## GIVEN EXERCISE
Return the entries verbatim, from the first line through the line containing "svg-text:·: · [62, 42, 66, 56]", inclusive at both ends.

Layout dataset entries
———

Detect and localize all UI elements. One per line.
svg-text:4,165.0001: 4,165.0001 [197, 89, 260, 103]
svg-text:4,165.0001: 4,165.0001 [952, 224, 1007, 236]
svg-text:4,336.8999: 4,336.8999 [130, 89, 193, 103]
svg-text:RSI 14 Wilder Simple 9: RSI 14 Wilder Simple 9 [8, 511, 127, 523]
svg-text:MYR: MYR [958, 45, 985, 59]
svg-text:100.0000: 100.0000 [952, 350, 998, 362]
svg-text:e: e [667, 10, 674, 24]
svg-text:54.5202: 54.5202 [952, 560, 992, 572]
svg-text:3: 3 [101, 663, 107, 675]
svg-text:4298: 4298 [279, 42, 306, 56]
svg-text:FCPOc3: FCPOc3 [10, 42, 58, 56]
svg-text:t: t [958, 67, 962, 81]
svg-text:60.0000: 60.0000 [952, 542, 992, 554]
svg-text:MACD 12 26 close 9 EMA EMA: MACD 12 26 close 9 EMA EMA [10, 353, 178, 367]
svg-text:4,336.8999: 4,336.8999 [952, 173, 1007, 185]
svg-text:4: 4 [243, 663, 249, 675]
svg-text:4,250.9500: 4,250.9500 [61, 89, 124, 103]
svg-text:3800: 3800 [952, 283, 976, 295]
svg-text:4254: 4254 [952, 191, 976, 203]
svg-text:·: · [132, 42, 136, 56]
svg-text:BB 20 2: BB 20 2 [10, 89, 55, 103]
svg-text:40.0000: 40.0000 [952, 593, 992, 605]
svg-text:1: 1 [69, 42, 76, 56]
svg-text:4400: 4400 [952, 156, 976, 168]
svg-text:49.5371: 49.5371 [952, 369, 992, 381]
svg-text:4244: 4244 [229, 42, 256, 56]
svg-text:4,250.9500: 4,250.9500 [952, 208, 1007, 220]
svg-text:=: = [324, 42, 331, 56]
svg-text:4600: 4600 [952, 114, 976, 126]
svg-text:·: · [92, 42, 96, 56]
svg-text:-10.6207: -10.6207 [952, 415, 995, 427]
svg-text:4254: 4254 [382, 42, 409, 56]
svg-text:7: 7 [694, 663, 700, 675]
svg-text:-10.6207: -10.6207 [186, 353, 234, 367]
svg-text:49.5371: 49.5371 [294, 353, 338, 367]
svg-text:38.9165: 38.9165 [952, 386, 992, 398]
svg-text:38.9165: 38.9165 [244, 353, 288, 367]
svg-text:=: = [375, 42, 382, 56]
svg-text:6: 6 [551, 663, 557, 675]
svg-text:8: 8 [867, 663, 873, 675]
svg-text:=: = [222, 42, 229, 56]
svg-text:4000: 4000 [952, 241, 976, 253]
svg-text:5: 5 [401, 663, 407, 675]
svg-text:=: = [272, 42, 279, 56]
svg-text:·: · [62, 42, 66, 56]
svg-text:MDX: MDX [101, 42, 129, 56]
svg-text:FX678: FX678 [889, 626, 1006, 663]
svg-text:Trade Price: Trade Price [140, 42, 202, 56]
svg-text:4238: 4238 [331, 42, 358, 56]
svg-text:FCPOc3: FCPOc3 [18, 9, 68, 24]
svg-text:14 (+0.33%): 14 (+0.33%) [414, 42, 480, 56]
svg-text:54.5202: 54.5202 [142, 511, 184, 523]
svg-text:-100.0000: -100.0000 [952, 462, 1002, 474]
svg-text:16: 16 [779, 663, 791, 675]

———

## TASK ANSWER
Detect and localize all UI elements. One per line.
svg-text:4,165.0001: 4,165.0001 [197, 89, 260, 103]
svg-text:4,165.0001: 4,165.0001 [952, 224, 1007, 236]
svg-text:4,336.8999: 4,336.8999 [130, 89, 193, 103]
svg-text:RSI 14 Wilder Simple 9: RSI 14 Wilder Simple 9 [8, 511, 127, 523]
svg-text:MYR: MYR [958, 45, 985, 59]
svg-text:100.0000: 100.0000 [952, 350, 998, 362]
svg-text:e: e [667, 10, 674, 24]
svg-text:54.5202: 54.5202 [952, 560, 992, 572]
svg-text:3: 3 [101, 663, 107, 675]
svg-text:4298: 4298 [279, 42, 306, 56]
svg-text:FCPOc3: FCPOc3 [10, 42, 58, 56]
svg-text:t: t [958, 67, 962, 81]
svg-text:60.0000: 60.0000 [952, 542, 992, 554]
svg-text:MACD 12 26 close 9 EMA EMA: MACD 12 26 close 9 EMA EMA [10, 353, 178, 367]
svg-text:4,336.8999: 4,336.8999 [952, 173, 1007, 185]
svg-text:4: 4 [243, 663, 249, 675]
svg-text:4,250.9500: 4,250.9500 [61, 89, 124, 103]
svg-text:3800: 3800 [952, 283, 976, 295]
svg-text:4254: 4254 [952, 191, 976, 203]
svg-text:·: · [132, 42, 136, 56]
svg-text:BB 20 2: BB 20 2 [10, 89, 55, 103]
svg-text:40.0000: 40.0000 [952, 593, 992, 605]
svg-text:1: 1 [69, 42, 76, 56]
svg-text:4400: 4400 [952, 156, 976, 168]
svg-text:49.5371: 49.5371 [952, 369, 992, 381]
svg-text:4244: 4244 [229, 42, 256, 56]
svg-text:4,250.9500: 4,250.9500 [952, 208, 1007, 220]
svg-text:=: = [324, 42, 331, 56]
svg-text:4600: 4600 [952, 114, 976, 126]
svg-text:·: · [92, 42, 96, 56]
svg-text:-10.6207: -10.6207 [952, 415, 995, 427]
svg-text:4254: 4254 [382, 42, 409, 56]
svg-text:7: 7 [694, 663, 700, 675]
svg-text:-10.6207: -10.6207 [186, 353, 234, 367]
svg-text:49.5371: 49.5371 [294, 353, 338, 367]
svg-text:38.9165: 38.9165 [952, 386, 992, 398]
svg-text:38.9165: 38.9165 [244, 353, 288, 367]
svg-text:=: = [375, 42, 382, 56]
svg-text:6: 6 [551, 663, 557, 675]
svg-text:8: 8 [867, 663, 873, 675]
svg-text:=: = [222, 42, 229, 56]
svg-text:4000: 4000 [952, 241, 976, 253]
svg-text:5: 5 [401, 663, 407, 675]
svg-text:=: = [272, 42, 279, 56]
svg-text:·: · [62, 42, 66, 56]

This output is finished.